WRITTEN REQUEST ▸ Locate every line in the records below that contains the word "狐狸的钱袋", and copy each one.

--- START ---

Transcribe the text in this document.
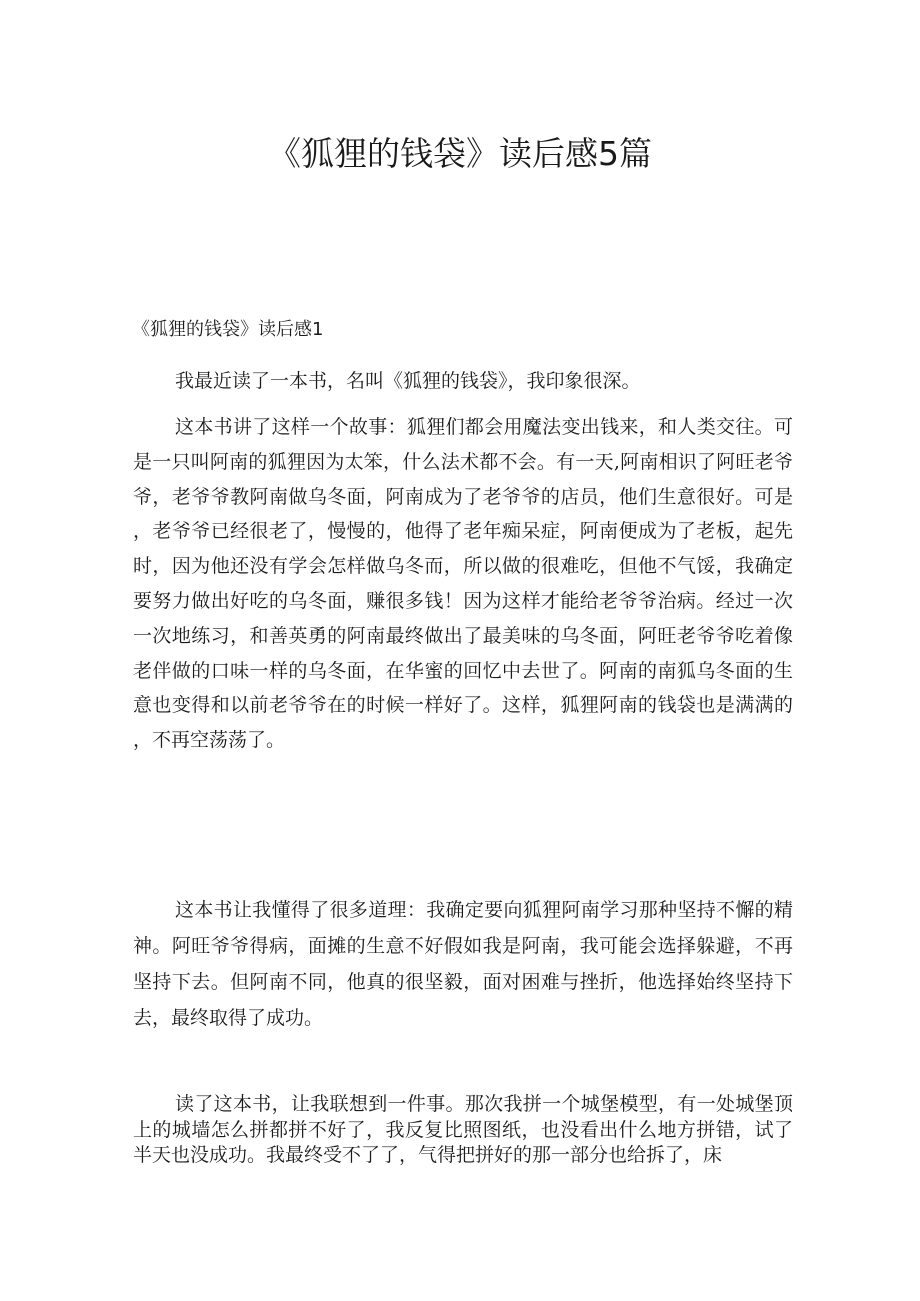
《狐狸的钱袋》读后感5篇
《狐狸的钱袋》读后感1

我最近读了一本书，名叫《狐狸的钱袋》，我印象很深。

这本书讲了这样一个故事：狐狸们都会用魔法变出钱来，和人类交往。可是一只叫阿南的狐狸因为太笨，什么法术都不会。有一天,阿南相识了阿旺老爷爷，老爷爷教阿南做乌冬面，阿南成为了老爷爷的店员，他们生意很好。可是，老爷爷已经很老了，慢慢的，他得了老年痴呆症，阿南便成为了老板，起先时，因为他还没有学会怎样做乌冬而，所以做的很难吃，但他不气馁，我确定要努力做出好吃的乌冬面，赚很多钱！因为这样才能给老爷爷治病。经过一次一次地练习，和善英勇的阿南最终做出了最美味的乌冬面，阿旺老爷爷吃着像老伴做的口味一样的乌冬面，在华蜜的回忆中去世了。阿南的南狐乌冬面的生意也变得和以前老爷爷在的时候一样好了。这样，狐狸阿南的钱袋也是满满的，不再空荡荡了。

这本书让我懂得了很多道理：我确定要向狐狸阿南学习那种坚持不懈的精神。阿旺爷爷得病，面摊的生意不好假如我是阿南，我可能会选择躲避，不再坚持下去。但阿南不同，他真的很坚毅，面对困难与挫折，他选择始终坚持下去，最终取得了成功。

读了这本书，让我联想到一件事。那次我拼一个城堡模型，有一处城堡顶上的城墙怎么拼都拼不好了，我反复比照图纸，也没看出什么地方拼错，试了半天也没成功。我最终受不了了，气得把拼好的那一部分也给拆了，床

--- END ---

EXERCISE RESULT ▸
《狐狸的钱袋》读后感5篇
《狐狸的钱袋》读后感1
我最近读了一本书，名叫《狐狸的钱袋》，我印象很深。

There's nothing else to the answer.